_Exercise details_
Copy out each line below exactly as it appears.

_A block of data_
·····

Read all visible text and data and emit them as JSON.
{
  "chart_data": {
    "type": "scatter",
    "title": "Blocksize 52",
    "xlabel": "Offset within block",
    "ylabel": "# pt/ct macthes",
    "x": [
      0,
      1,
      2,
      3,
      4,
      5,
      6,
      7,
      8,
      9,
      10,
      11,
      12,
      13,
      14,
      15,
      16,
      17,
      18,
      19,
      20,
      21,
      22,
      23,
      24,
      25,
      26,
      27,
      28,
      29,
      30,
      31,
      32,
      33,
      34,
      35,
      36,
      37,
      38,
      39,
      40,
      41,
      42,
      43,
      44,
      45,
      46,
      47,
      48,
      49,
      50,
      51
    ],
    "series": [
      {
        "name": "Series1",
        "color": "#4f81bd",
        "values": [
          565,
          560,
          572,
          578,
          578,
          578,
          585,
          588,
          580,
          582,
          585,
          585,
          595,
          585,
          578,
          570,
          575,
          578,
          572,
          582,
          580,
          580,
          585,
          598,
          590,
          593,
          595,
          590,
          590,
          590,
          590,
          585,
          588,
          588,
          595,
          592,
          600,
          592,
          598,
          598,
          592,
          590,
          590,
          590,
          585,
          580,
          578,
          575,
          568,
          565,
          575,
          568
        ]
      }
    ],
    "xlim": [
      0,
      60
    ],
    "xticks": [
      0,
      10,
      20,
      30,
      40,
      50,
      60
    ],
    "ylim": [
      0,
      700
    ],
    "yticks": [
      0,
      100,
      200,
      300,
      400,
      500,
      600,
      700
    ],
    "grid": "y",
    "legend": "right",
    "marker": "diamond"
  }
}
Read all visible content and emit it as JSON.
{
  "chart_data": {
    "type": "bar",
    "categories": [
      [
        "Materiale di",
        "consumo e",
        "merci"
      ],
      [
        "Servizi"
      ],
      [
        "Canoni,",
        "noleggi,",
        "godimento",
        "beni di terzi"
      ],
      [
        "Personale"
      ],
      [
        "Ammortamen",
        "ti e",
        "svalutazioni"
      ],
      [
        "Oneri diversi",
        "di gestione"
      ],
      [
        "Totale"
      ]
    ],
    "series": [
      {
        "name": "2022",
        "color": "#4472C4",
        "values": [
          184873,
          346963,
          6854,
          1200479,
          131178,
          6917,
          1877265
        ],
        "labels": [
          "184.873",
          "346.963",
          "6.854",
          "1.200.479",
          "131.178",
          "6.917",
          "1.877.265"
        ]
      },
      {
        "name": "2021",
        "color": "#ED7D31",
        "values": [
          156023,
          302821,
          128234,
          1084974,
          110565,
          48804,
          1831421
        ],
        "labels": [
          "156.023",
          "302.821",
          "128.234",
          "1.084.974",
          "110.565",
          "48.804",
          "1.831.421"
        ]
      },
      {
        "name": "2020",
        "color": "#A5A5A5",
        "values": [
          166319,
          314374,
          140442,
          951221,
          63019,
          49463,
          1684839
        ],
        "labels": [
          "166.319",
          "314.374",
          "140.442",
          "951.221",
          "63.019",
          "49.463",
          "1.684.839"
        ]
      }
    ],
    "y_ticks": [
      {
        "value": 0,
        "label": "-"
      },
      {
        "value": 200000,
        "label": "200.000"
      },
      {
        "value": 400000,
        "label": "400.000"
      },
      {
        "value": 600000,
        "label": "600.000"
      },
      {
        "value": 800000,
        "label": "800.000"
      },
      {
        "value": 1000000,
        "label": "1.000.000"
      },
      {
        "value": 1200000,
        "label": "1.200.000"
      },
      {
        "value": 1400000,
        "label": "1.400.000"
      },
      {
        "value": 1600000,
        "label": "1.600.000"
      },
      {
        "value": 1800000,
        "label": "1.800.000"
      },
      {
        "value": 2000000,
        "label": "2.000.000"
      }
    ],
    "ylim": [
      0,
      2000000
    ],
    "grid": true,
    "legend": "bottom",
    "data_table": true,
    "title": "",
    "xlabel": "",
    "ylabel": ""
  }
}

·····

_Worked solution_
Read all visible text and data and emit them as JSON.
{
  "chart_data": {
    "type": "scatter",
    "title": "Blocksize 52",
    "xlabel": "Offset within block",
    "ylabel": "# pt/ct macthes",
    "x": [
      0,
      1,
      2,
      3,
      4,
      5,
      6,
      7,
      8,
      9,
      10,
      11,
      12,
      13,
      14,
      15,
      16,
      17,
      18,
      19,
      20,
      21,
      22,
      23,
      24,
      25,
      26,
      27,
      28,
      29,
      30,
      31,
      32,
      33,
      34,
      35,
      36,
      37,
      38,
      39,
      40,
      41,
      42,
      43,
      44,
      45,
      46,
      47,
      48,
      49,
      50,
      51
    ],
    "series": [
      {
        "name": "Series1",
        "color": "#4f81bd",
        "values": [
          565,
          560,
          572,
          578,
          578,
          578,
          585,
          588,
          580,
          582,
          585,
          585,
          595,
          585,
          578,
          570,
          575,
          578,
          572,
          582,
          580,
          580,
          585,
          598,
          590,
          593,
          595,
          590,
          590,
          590,
          590,
          585,
          588,
          588,
          595,
          592,
          600,
          592,
          598,
          598,
          592,
          590,
          590,
          590,
          585,
          580,
          578,
          575,
          568,
          565,
          575,
          568
        ]
      }
    ],
    "xlim": [
      0,
      60
    ],
    "xticks": [
      0,
      10,
      20,
      30,
      40,
      50,
      60
    ],
    "ylim": [
      0,
      700
    ],
    "yticks": [
      0,
      100,
      200,
      300,
      400,
      500,
      600,
      700
    ],
    "grid": "y",
    "legend": "right",
    "marker": "diamond"
  }
}
Read all visible content and emit it as JSON.
{
  "chart_data": {
    "type": "bar",
    "categories": [
      [
        "Materiale di",
        "consumo e",
        "merci"
      ],
      [
        "Servizi"
      ],
      [
        "Canoni,",
        "noleggi,",
        "godimento",
        "beni di terzi"
      ],
      [
        "Personale"
      ],
      [
        "Ammortamen",
        "ti e",
        "svalutazioni"
      ],
      [
        "Oneri diversi",
        "di gestione"
      ],
      [
        "Totale"
      ]
    ],
    "series": [
      {
        "name": "2022",
        "color": "#4472C4",
        "values": [
          184873,
          346963,
          6854,
          1200479,
          131178,
          6917,
          1877265
        ],
        "labels": [
          "184.873",
          "346.963",
          "6.854",
          "1.200.479",
          "131.178",
          "6.917",
          "1.877.265"
        ]
      },
      {
        "name": "2021",
        "color": "#ED7D31",
        "values": [
          156023,
          302821,
          128234,
          1084974,
          110565,
          48804,
          1831421
        ],
        "labels": [
          "156.023",
          "302.821",
          "128.234",
          "1.084.974",
          "110.565",
          "48.804",
          "1.831.421"
        ]
      },
      {
        "name": "2020",
        "color": "#A5A5A5",
        "values": [
          166319,
          314374,
          140442,
          951221,
          63019,
          49463,
          1684839
        ],
        "labels": [
          "166.319",
          "314.374",
          "140.442",
          "951.221",
          "63.019",
          "49.463",
          "1.684.839"
        ]
      }
    ],
    "y_ticks": [
      {
        "value": 0,
        "label": "-"
      },
      {
        "value": 200000,
        "label": "200.000"
      },
      {
        "value": 400000,
        "label": "400.000"
      },
      {
        "value": 600000,
        "label": "600.000"
      },
      {
        "value": 800000,
        "label": "800.000"
      },
      {
        "value": 1000000,
        "label": "1.000.000"
      },
      {
        "value": 1200000,
        "label": "1.200.000"
      },
      {
        "value": 1400000,
        "label": "1.400.000"
      },
      {
        "value": 1600000,
        "label": "1.600.000"
      },
      {
        "value": 1800000,
        "label": "1.800.000"
      },
      {
        "value": 2000000,
        "label": "2.000.000"
      }
    ],
    "ylim": [
      0,
      2000000
    ],
    "grid": true,
    "legend": "bottom",
    "data_table": true,
    "title": "",
    "xlabel": "",
    "ylabel": ""
  }
}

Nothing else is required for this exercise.